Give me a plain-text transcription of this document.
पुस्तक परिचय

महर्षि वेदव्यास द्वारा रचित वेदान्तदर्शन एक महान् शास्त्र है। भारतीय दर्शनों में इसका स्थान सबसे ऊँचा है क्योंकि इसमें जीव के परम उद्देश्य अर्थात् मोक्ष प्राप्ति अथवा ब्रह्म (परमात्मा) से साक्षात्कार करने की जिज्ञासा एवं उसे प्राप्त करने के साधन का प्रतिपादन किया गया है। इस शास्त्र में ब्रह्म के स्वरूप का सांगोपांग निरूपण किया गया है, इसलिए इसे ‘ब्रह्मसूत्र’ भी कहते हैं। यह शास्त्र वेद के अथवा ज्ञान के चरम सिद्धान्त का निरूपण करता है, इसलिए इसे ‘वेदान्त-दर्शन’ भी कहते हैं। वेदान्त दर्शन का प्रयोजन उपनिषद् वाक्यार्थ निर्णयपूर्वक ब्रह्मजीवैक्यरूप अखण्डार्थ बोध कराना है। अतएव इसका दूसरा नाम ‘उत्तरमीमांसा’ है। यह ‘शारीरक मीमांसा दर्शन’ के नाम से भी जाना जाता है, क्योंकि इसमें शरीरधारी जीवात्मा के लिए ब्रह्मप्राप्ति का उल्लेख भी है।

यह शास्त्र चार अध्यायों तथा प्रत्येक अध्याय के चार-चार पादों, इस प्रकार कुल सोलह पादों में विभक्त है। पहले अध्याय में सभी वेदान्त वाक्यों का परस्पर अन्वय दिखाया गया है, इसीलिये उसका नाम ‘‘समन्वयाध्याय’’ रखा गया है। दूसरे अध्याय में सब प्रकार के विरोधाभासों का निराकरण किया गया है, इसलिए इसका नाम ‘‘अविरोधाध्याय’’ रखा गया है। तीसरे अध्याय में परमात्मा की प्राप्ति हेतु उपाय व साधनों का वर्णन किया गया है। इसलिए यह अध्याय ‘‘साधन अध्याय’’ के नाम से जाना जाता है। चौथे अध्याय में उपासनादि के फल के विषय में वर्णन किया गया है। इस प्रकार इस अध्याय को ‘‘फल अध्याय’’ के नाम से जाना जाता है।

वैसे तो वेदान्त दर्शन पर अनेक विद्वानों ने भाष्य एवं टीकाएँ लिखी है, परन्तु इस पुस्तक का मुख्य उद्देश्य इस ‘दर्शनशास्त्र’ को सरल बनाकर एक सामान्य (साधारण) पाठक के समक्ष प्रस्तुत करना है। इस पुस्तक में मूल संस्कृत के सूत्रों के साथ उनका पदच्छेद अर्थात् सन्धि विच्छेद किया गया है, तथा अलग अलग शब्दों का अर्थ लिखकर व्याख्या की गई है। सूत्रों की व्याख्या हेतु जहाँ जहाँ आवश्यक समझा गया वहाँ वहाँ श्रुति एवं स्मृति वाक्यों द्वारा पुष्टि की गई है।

* **WORK INSTRUCTIONS**:
Each entry above is to be printed again exactly.

* **EXERCISE RESPONSE**:
Give me a plain-text transcription of this document.
पुस्तक परिचय

महर्षि वेदव्यास द्वारा रचित वेदान्तदर्शन एक महान् शास्त्र है। भारतीय दर्शनों में इसका स्थान सबसे ऊँचा है क्योंकि इसमें जीव के परम उद्देश्य अर्थात् मोक्ष प्राप्ति अथवा ब्रह्म (परमात्मा) से साक्षात्कार करने की जिज्ञासा एवं उसे प्राप्त करने के साधन का प्रतिपादन किया गया है। इस शास्त्र में ब्रह्म के स्वरूप का सांगोपांग निरूपण किया गया है, इसलिए इसे ‘ब्रह्मसूत्र’ भी कहते हैं। यह शास्त्र वेद के अथवा ज्ञान के चरम सिद्धान्त का निरूपण करता है, इसलिए इसे ‘वेदान्त-दर्शन’ भी कहते हैं। वेदान्त दर्शन का प्रयोजन उपनिषद् वाक्यार्थ निर्णयपूर्वक ब्रह्मजीवैक्यरूप अखण्डार्थ बोध कराना है। अतएव इसका दूसरा नाम ‘उत्तरमीमांसा’ है। यह ‘शारीरक मीमांसा दर्शन’ के नाम से भी जाना जाता है, क्योंकि इसमें शरीरधारी जीवात्मा के लिए ब्रह्मप्राप्ति का उल्लेख भी है।

यह शास्त्र चार अध्यायों तथा प्रत्येक अध्याय के चार-चार पादों, इस प्रकार कुल सोलह पादों में विभक्त है। पहले अध्याय में सभी वेदान्त वाक्यों का परस्पर अन्वय दिखाया गया है, इसीलिये उसका नाम ‘‘समन्वयाध्याय’’ रखा गया है। दूसरे अध्याय में सब प्रकार के विरोधाभासों का निराकरण किया गया है, इसलिए इसका नाम ‘‘अविरोधाध्याय’’ रखा गया है। तीसरे अध्याय में परमात्मा की प्राप्ति हेतु उपाय व साधनों का वर्णन किया गया है। इसलिए यह अध्याय ‘‘साधन अध्याय’’ के नाम से जाना जाता है। चौथे अध्याय में उपासनादि के फल के विषय में वर्णन किया गया है। इस प्रकार इस अध्याय को ‘‘फल अध्याय’’ के नाम से जाना जाता है।

वैसे तो वेदान्त दर्शन पर अनेक विद्वानों ने भाष्य एवं टीकाएँ लिखी है, परन्तु इस पुस्तक का मुख्य उद्देश्य इस ‘दर्शनशास्त्र’ को सरल बनाकर एक सामान्य (साधारण) पाठक के समक्ष प्रस्तुत करना है। इस पुस्तक में मूल संस्कृत के सूत्रों के साथ उनका पदच्छेद अर्थात् सन्धि विच्छेद किया गया है, तथा अलग अलग शब्दों का अर्थ लिखकर व्याख्या की गई है। सूत्रों की व्याख्या हेतु जहाँ जहाँ आवश्यक समझा गया वहाँ वहाँ श्रुति एवं स्मृति वाक्यों द्वारा पुष्टि की गई है।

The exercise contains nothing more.